_WHAT THE EXERCISE ASKS_
Search the listing below for the string "Earnings" and copy every line where it occurs.

# # # # #

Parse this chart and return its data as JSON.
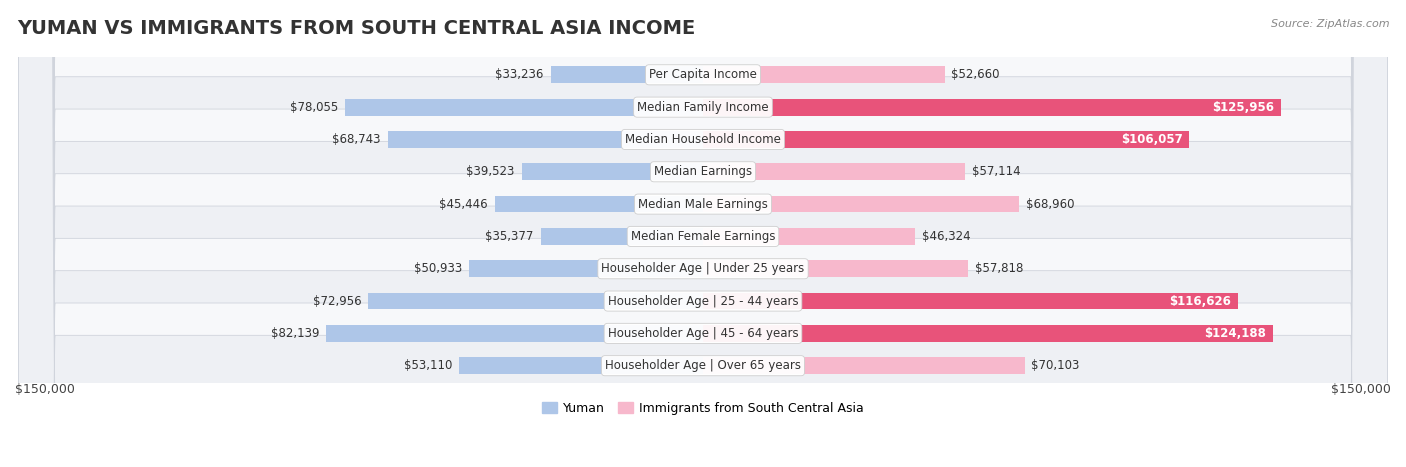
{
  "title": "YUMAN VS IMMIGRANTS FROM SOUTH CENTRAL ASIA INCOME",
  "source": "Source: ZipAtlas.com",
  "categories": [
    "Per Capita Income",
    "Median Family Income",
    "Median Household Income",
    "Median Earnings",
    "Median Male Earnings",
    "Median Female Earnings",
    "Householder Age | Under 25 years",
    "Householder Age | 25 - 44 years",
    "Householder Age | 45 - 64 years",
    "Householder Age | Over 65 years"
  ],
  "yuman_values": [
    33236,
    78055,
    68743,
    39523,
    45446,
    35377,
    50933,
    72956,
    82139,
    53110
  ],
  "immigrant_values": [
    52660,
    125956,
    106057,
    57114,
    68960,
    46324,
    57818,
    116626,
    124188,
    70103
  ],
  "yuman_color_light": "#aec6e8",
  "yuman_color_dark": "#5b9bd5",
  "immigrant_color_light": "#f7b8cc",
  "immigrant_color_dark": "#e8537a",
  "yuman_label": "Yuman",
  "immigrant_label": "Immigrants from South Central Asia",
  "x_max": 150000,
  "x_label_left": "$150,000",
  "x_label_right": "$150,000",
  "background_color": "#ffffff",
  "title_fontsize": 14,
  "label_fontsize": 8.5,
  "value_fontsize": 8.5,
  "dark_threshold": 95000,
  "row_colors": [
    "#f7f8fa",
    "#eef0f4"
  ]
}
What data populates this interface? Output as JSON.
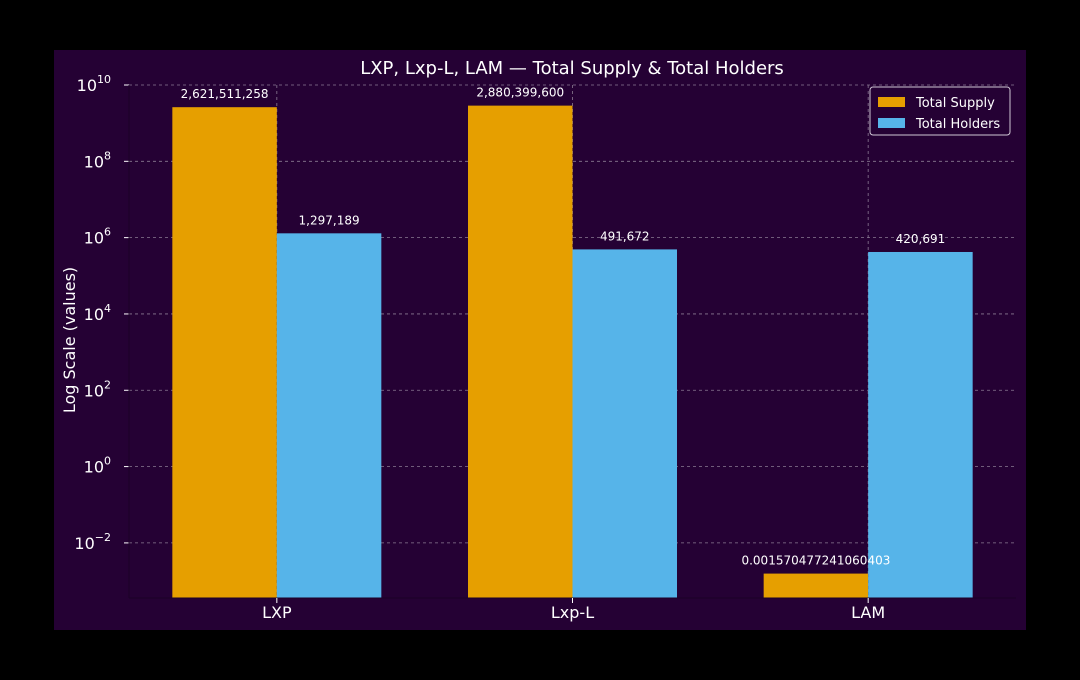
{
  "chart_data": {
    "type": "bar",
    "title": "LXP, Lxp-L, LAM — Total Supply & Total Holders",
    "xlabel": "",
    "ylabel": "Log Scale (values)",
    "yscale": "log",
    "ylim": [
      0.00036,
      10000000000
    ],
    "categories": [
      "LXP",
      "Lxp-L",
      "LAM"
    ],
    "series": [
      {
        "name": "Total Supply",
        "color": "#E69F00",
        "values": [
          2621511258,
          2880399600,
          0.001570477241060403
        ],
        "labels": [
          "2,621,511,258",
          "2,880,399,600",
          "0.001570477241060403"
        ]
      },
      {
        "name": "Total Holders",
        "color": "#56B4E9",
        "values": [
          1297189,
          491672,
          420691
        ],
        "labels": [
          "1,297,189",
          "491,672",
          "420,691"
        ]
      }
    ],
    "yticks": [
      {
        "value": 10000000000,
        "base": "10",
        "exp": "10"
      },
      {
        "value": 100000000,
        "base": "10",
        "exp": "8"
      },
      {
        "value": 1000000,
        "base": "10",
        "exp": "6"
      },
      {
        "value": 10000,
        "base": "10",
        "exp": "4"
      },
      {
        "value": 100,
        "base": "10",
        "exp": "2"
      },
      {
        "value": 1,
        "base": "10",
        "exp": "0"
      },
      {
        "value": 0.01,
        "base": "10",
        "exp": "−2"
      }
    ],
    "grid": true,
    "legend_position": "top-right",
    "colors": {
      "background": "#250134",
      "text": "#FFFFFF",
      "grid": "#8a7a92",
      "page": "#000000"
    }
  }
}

# # # # #

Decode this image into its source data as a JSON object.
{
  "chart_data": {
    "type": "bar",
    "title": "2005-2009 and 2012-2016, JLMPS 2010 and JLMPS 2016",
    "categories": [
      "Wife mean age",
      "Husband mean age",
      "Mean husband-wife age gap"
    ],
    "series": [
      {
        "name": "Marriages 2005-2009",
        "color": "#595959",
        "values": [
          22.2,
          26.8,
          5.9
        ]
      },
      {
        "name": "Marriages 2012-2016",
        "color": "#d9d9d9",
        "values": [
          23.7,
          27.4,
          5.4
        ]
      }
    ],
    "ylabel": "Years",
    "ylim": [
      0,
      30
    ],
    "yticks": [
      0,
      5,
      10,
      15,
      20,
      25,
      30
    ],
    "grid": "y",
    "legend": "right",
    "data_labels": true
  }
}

# # # # #

_EXERCISE RESULT_
    "Median Earnings",
    "Median Male Earnings",
    "Median Female Earnings",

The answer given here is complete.